WHAT NEEDS TO BE DONE
Starting at the first line of the material and ending with the line that contains "passenger-reserve: US 406280", convert each line into a row of a Markdown table with the columns Row and Line, leaving out any blank lines.

SUPPLIED MATERIAL
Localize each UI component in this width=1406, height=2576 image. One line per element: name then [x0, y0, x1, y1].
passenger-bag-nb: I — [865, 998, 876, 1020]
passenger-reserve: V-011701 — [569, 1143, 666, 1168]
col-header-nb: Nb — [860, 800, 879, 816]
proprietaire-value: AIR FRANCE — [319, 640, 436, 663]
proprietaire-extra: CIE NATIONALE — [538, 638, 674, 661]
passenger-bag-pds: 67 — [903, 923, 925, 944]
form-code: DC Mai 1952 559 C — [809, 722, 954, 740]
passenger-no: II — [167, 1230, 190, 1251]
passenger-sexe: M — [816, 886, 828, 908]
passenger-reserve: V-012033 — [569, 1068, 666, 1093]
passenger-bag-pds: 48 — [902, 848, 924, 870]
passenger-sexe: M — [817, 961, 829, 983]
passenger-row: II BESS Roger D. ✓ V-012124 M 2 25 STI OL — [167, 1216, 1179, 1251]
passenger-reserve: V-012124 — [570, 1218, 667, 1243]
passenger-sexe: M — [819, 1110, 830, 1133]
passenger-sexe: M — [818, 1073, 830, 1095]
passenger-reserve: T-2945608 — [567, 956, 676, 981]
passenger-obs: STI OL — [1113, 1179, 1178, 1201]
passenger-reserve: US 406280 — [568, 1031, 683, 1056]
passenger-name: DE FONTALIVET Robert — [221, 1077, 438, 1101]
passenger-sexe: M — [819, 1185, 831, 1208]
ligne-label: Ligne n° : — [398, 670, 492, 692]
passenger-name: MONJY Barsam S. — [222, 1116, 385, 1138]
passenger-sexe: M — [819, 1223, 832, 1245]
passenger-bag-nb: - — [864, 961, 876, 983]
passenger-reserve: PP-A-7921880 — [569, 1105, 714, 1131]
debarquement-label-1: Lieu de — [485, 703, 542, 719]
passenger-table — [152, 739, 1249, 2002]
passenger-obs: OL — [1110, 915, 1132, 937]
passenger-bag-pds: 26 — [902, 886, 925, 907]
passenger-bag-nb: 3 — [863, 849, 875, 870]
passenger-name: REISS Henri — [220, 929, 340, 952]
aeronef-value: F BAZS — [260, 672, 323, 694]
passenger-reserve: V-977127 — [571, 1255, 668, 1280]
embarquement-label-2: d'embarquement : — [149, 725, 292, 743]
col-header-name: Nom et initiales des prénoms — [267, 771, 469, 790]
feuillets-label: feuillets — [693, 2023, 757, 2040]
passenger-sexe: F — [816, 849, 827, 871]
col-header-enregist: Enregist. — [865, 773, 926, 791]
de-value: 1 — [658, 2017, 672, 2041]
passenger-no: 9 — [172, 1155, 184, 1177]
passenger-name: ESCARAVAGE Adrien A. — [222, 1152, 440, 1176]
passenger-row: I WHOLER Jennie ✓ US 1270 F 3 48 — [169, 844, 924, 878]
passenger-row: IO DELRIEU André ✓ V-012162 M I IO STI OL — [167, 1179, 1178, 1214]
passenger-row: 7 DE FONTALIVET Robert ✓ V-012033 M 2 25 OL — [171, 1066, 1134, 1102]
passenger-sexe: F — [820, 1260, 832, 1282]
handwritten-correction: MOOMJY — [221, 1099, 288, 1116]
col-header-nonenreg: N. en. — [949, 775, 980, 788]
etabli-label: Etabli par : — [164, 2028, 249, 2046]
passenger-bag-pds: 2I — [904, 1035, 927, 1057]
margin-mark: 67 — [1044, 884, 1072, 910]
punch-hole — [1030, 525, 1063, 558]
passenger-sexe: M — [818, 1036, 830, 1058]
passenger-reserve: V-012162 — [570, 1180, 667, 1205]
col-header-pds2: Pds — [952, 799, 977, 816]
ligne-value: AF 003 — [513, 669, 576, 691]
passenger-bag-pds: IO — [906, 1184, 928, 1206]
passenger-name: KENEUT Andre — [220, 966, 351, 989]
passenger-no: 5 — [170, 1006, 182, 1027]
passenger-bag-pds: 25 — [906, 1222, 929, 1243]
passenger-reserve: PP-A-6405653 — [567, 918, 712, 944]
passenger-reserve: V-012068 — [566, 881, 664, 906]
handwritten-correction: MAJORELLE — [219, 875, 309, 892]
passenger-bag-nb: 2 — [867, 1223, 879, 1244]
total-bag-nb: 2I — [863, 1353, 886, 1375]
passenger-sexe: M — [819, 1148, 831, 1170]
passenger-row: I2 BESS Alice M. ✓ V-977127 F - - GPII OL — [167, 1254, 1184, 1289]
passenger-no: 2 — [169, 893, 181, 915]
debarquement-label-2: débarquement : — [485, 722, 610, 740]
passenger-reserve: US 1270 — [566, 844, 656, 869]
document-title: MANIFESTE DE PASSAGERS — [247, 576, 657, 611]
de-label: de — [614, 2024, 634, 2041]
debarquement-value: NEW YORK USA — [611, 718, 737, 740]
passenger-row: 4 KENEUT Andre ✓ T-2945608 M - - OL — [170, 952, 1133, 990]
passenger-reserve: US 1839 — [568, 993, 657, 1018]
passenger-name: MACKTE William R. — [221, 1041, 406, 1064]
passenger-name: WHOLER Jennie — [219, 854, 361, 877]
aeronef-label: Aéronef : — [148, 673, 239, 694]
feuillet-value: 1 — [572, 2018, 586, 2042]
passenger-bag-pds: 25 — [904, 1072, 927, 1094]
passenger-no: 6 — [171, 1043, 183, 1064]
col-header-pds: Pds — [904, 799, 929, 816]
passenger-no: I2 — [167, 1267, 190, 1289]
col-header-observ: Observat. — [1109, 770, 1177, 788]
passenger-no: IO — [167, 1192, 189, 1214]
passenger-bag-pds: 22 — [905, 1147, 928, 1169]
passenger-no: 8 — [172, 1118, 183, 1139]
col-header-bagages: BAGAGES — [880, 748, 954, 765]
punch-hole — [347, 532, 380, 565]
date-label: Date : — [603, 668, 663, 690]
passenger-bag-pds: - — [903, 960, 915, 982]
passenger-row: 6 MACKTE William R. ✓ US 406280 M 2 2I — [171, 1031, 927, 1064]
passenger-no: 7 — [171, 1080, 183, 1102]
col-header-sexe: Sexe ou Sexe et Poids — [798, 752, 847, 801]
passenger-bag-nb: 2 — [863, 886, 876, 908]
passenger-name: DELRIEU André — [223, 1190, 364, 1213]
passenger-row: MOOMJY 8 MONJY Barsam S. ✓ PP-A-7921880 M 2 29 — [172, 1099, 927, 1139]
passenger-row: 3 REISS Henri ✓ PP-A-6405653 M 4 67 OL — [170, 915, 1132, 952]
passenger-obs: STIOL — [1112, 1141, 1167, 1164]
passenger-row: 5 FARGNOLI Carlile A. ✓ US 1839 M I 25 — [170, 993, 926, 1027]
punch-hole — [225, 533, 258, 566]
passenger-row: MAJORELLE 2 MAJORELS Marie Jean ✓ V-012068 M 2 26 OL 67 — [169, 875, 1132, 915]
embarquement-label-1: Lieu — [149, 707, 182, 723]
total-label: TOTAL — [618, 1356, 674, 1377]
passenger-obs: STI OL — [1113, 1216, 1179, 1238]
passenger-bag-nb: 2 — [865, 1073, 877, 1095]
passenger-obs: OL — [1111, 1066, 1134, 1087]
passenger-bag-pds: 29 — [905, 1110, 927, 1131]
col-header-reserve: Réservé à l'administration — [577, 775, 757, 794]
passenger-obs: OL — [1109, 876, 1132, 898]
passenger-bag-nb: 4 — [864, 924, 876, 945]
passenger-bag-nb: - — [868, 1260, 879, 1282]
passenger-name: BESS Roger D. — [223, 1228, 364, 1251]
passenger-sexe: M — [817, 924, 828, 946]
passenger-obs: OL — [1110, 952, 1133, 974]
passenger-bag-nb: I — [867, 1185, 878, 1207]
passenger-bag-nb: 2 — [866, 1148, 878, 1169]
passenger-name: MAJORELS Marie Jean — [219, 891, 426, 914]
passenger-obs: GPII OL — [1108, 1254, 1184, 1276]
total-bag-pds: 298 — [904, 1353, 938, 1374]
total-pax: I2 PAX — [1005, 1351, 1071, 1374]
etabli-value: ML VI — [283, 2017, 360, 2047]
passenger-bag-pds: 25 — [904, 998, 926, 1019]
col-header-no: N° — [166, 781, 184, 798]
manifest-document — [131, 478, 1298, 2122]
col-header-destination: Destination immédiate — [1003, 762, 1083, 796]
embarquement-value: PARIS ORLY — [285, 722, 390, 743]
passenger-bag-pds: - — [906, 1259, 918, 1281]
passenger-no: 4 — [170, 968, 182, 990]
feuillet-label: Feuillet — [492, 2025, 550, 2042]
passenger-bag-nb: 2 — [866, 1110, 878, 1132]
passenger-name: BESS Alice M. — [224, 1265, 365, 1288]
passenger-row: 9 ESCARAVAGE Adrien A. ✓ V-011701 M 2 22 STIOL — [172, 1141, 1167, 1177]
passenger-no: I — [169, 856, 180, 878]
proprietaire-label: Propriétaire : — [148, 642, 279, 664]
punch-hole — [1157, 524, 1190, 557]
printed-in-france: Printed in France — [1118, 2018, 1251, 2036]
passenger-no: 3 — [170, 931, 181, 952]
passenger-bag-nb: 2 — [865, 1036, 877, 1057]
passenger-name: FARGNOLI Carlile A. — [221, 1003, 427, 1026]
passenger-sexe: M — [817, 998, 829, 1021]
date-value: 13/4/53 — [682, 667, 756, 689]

WORKED ANSWER
| Row | Line |
|---|---|
| 1 | Localize each UI component in this width=1406, height=2576 image. One line per element: name then [x0, y0, x1, y1]. |
| 2 | passenger-bag-nb: I — [865, 998, 876, 1020] |
| 3 | passenger-reserve: V-011701 — [569, 1143, 666, 1168] |
| 4 | col-header-nb: Nb — [860, 800, 879, 816] |
| 5 | proprietaire-value: AIR FRANCE — [319, 640, 436, 663] |
| 6 | proprietaire-extra: CIE NATIONALE — [538, 638, 674, 661] |
| 7 | passenger-bag-pds: 67 — [903, 923, 925, 944] |
| 8 | form-code: DC Mai 1952 559 C — [809, 722, 954, 740] |
| 9 | passenger-no: II — [167, 1230, 190, 1251] |
| 10 | passenger-sexe: M — [816, 886, 828, 908] |
| 11 | passenger-reserve: V-012033 — [569, 1068, 666, 1093] |
| 12 | passenger-bag-pds: 48 — [902, 848, 924, 870] |
| 13 | passenger-sexe: M — [817, 961, 829, 983] |
| 14 | passenger-row: II BESS Roger D. ✓ V-012124 M 2 25 STI OL — [167, 1216, 1179, 1251] |
| 15 | passenger-reserve: V-012124 — [570, 1218, 667, 1243] |
| 16 | passenger-sexe: M — [819, 1110, 830, 1133] |
| 17 | passenger-sexe: M — [818, 1073, 830, 1095] |
| 18 | passenger-reserve: T-2945608 — [567, 956, 676, 981] |
| 19 | passenger-obs: STI OL — [1113, 1179, 1178, 1201] |
| 20 | passenger-reserve: US 406280 — [568, 1031, 683, 1056] |